◆ What the exercise asks ◆
Lay out every line of the material below as a numbered list, skipping any blank lines.

◆ Records shown ◆
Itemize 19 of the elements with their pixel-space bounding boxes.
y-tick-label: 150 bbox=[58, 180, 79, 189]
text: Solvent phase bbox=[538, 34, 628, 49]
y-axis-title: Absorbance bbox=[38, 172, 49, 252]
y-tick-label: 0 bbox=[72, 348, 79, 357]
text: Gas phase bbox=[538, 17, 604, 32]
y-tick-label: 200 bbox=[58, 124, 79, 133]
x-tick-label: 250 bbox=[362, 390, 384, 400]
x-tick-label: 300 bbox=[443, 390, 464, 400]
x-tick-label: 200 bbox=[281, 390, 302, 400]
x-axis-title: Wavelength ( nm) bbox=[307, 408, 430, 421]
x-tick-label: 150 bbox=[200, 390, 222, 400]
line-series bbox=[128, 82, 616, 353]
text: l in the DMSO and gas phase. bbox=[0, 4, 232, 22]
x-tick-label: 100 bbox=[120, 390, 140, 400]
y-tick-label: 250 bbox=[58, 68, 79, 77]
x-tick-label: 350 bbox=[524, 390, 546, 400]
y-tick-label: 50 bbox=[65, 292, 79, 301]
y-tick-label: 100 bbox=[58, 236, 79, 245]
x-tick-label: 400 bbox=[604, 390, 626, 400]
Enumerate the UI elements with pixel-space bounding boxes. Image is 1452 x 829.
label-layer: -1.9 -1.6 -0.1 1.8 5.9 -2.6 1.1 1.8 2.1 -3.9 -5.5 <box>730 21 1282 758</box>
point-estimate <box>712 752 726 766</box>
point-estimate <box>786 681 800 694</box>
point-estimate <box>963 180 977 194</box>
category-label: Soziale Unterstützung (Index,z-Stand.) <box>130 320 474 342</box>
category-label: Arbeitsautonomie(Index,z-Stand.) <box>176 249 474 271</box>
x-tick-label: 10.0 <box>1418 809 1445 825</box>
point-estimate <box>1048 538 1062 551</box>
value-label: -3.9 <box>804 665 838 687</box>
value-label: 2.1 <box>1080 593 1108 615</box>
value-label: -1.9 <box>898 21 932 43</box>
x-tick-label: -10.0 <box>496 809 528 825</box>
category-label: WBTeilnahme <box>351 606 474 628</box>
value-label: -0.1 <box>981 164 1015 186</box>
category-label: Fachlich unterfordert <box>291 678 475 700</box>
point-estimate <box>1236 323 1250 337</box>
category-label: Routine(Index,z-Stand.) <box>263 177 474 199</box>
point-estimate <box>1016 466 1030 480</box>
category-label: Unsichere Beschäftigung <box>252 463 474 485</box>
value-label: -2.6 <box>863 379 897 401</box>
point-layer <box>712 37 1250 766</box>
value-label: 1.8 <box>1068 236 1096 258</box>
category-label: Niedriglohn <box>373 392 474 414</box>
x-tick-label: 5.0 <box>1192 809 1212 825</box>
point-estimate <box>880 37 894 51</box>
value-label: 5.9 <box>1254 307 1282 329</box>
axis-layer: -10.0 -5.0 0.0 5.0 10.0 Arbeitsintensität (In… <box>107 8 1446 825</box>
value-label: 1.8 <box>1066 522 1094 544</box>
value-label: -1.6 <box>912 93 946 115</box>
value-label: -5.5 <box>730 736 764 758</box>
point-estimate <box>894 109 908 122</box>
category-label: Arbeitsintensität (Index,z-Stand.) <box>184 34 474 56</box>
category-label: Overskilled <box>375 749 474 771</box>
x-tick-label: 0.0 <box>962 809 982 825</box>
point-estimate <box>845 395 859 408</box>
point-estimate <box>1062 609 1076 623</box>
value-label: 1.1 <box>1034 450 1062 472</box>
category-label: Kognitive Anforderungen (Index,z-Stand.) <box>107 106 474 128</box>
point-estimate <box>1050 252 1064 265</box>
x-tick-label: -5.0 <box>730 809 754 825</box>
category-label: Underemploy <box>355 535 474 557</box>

◆ Final result ◆
1. Itemize 19 of the elements with their pixel-space bounding boxes.
2. y-tick-label: 150 bbox=[58, 180, 79, 189]
3. text: Solvent phase bbox=[538, 34, 628, 49]
4. y-axis-title: Absorbance bbox=[38, 172, 49, 252]
5. y-tick-label: 0 bbox=[72, 348, 79, 357]
6. text: Gas phase bbox=[538, 17, 604, 32]
7. y-tick-label: 200 bbox=[58, 124, 79, 133]
8. x-tick-label: 250 bbox=[362, 390, 384, 400]
9. x-tick-label: 300 bbox=[443, 390, 464, 400]
10. x-tick-label: 200 bbox=[281, 390, 302, 400]
11. x-axis-title: Wavelength ( nm) bbox=[307, 408, 430, 421]
12. x-tick-label: 150 bbox=[200, 390, 222, 400]
13. line-series bbox=[128, 82, 616, 353]
14. text: l in the DMSO and gas phase. bbox=[0, 4, 232, 22]
15. x-tick-label: 100 bbox=[120, 390, 140, 400]
16. y-tick-label: 250 bbox=[58, 68, 79, 77]
17. x-tick-label: 350 bbox=[524, 390, 546, 400]
18. y-tick-label: 50 bbox=[65, 292, 79, 301]
19. y-tick-label: 100 bbox=[58, 236, 79, 245]
20. x-tick-label: 400 bbox=[604, 390, 626, 400]
21. Enumerate the UI elements with pixel-space bounding boxes. Image is 1452 x 829.
22. label-layer: -1.9 -1.6 -0.1 1.8 5.9 -2.6 1.1 1.8 2.1 -3.9 -5.5 <box>730 21 1282 758</box>
23. point-estimate <box>712 752 726 766</box>
24. point-estimate <box>786 681 800 694</box>
25. point-estimate <box>963 180 977 194</box>
26. category-label: Soziale Unterstützung (Index,z-Stand.) <box>130 320 474 342</box>
27. category-label: Arbeitsautonomie(Index,z-Stand.) <box>176 249 474 271</box>
28. x-tick-label: 10.0 <box>1418 809 1445 825</box>
29. point-estimate <box>1048 538 1062 551</box>
30. value-label: -3.9 <box>804 665 838 687</box>
31. value-label: 2.1 <box>1080 593 1108 615</box>
32. value-label: -1.9 <box>898 21 932 43</box>
33. x-tick-label: -10.0 <box>496 809 528 825</box>
34. category-label: WBTeilnahme <box>351 606 474 628</box>
35. value-label: -0.1 <box>981 164 1015 186</box>
36. category-label: Fachlich unterfordert <box>291 678 475 700</box>
37. point-estimate <box>1236 323 1250 337</box>
38. category-label: Routine(Index,z-Stand.) <box>263 177 474 199</box>
39. point-estimate <box>1016 466 1030 480</box>
40. category-label: Unsichere Beschäftigung <box>252 463 474 485</box>
41. value-label: -2.6 <box>863 379 897 401</box>
42. point-layer <box>712 37 1250 766</box>
43. value-label: 1.8 <box>1068 236 1096 258</box>
44. category-label: Niedriglohn <box>373 392 474 414</box>
45. x-tick-label: 5.0 <box>1192 809 1212 825</box>
46. point-estimate <box>880 37 894 51</box>
47. value-label: 5.9 <box>1254 307 1282 329</box>
48. axis-layer: -10.0 -5.0 0.0 5.0 10.0 Arbeitsintensität (In… <box>107 8 1446 825</box>
49. value-label: 1.8 <box>1066 522 1094 544</box>
50. value-label: -1.6 <box>912 93 946 115</box>
51. value-label: -5.5 <box>730 736 764 758</box>
52. point-estimate <box>894 109 908 122</box>
53. category-label: Arbeitsintensität (Index,z-Stand.) <box>184 34 474 56</box>
54. category-label: Overskilled <box>375 749 474 771</box>
55. x-tick-label: 0.0 <box>962 809 982 825</box>
56. point-estimate <box>845 395 859 408</box>
57. point-estimate <box>1062 609 1076 623</box>
58. value-label: 1.1 <box>1034 450 1062 472</box>
59. category-label: Kognitive Anforderungen (Index,z-Stand.) <box>107 106 474 128</box>
60. point-estimate <box>1050 252 1064 265</box>
61. x-tick-label: -5.0 <box>730 809 754 825</box>
62. category-label: Underemploy <box>355 535 474 557</box>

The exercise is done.